● Stated task:
Gather all lines with "direction" from the records.

========================================

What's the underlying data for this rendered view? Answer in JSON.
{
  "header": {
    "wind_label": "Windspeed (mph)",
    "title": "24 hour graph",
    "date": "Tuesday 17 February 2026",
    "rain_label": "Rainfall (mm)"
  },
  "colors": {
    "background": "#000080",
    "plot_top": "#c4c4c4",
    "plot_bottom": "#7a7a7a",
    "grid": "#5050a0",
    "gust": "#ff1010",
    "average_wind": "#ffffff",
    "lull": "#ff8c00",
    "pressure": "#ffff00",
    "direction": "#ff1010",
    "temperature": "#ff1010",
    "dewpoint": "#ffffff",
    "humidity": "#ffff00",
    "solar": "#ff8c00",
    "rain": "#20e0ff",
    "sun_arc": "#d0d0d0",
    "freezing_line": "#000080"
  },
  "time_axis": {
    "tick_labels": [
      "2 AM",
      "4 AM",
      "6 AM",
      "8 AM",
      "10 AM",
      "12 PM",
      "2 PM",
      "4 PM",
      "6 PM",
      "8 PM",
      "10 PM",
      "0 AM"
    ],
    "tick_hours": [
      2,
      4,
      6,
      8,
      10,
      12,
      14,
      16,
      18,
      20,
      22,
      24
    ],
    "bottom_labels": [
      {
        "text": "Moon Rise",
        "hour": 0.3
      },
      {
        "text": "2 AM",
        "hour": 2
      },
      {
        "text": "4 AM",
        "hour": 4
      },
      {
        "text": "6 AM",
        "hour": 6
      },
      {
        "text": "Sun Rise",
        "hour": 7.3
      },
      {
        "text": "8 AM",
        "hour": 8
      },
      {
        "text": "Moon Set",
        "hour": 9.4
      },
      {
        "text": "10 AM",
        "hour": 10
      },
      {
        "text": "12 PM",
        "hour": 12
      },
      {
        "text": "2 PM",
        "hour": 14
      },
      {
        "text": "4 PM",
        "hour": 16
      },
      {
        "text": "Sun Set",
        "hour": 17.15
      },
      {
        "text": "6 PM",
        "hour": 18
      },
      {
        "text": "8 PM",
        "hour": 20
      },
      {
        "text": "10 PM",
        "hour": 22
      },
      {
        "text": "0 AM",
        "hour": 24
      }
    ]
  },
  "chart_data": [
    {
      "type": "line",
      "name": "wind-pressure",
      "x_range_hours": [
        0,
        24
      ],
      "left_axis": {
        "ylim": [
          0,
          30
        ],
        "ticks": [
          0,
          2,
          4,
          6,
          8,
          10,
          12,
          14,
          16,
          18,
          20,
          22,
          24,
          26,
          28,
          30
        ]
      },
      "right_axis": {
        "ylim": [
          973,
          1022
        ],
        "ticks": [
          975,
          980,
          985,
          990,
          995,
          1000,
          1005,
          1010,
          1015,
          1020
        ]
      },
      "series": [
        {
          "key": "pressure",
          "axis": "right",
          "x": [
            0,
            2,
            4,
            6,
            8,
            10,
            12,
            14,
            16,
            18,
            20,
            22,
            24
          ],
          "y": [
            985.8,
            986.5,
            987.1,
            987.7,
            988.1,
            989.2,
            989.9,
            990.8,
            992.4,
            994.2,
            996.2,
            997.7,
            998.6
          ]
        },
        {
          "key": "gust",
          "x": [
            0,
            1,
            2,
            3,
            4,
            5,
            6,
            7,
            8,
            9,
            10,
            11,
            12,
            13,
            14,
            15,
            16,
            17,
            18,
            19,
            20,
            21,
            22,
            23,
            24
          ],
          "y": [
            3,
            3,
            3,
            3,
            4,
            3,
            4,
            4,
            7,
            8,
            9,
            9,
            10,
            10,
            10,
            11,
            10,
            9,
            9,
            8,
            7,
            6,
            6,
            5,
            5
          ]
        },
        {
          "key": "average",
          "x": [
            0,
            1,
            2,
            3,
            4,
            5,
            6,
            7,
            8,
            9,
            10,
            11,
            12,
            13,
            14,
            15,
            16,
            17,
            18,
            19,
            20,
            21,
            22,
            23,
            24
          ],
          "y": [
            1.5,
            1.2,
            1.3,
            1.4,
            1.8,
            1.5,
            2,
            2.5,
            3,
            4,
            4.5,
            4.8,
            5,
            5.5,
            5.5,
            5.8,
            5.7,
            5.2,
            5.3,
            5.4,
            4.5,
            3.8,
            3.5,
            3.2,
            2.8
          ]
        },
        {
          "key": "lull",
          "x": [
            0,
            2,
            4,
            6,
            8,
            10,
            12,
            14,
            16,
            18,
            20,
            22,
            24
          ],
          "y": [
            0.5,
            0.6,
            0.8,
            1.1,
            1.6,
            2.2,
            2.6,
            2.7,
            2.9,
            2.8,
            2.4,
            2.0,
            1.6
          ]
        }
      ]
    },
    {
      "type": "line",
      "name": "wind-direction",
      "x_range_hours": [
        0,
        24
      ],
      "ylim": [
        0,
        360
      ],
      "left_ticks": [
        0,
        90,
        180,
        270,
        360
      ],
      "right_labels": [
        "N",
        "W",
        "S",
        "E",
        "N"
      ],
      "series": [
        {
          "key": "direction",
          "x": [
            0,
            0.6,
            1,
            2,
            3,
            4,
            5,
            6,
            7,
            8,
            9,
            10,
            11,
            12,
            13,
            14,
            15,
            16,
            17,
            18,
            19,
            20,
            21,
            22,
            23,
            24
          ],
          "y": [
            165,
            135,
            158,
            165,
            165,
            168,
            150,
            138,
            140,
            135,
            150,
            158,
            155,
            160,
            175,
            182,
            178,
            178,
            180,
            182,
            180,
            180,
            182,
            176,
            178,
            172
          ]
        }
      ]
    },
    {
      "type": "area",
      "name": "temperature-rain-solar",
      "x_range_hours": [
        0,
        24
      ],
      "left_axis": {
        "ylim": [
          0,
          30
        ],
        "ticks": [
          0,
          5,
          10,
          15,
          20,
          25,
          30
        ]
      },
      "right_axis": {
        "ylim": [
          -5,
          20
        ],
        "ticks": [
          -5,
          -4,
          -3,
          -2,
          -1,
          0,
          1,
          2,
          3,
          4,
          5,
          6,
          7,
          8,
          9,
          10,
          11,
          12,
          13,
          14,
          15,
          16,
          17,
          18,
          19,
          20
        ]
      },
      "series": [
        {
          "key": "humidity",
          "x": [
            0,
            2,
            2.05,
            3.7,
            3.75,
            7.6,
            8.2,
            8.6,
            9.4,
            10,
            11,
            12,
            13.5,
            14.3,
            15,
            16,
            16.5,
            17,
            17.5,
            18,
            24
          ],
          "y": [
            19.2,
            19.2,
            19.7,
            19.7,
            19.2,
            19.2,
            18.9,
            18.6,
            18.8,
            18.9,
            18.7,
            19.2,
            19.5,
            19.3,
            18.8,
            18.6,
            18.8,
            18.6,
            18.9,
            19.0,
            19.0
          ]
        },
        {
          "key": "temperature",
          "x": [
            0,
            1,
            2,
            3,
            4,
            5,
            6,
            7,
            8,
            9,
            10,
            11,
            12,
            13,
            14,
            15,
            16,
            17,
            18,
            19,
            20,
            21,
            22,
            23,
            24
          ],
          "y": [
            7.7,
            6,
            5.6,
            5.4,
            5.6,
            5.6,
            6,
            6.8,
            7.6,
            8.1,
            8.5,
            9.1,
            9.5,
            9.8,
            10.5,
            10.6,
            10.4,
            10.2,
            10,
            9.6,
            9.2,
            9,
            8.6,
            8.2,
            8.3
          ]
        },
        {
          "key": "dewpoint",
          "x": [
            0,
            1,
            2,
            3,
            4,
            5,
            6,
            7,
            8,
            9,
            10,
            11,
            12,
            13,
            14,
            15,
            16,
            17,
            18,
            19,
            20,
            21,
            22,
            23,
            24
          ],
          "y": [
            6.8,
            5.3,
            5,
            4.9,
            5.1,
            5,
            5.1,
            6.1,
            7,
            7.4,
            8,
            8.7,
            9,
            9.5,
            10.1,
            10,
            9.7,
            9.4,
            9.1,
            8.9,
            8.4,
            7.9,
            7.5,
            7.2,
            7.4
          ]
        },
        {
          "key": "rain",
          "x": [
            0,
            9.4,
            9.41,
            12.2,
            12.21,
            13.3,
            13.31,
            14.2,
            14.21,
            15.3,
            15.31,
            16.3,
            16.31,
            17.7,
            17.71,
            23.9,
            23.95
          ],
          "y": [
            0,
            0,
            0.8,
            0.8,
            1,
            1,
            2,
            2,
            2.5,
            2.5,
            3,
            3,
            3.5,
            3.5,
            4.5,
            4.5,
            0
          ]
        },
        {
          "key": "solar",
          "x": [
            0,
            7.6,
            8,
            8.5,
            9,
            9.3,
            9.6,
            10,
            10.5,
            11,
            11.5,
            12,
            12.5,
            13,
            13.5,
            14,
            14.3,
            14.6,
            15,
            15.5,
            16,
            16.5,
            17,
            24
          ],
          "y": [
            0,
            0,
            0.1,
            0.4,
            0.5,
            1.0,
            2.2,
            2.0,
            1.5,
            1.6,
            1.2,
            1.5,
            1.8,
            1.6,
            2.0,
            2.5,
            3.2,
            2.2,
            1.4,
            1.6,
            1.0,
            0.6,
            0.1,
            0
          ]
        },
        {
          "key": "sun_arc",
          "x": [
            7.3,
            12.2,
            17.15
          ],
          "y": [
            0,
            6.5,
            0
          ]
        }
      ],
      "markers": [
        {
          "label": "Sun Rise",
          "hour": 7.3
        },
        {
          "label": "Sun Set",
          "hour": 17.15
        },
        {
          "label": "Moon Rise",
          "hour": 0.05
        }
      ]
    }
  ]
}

========================================

● Answer to the task:
    "direction": "#ff1010",
      "name": "wind-direction",
          "key": "direction",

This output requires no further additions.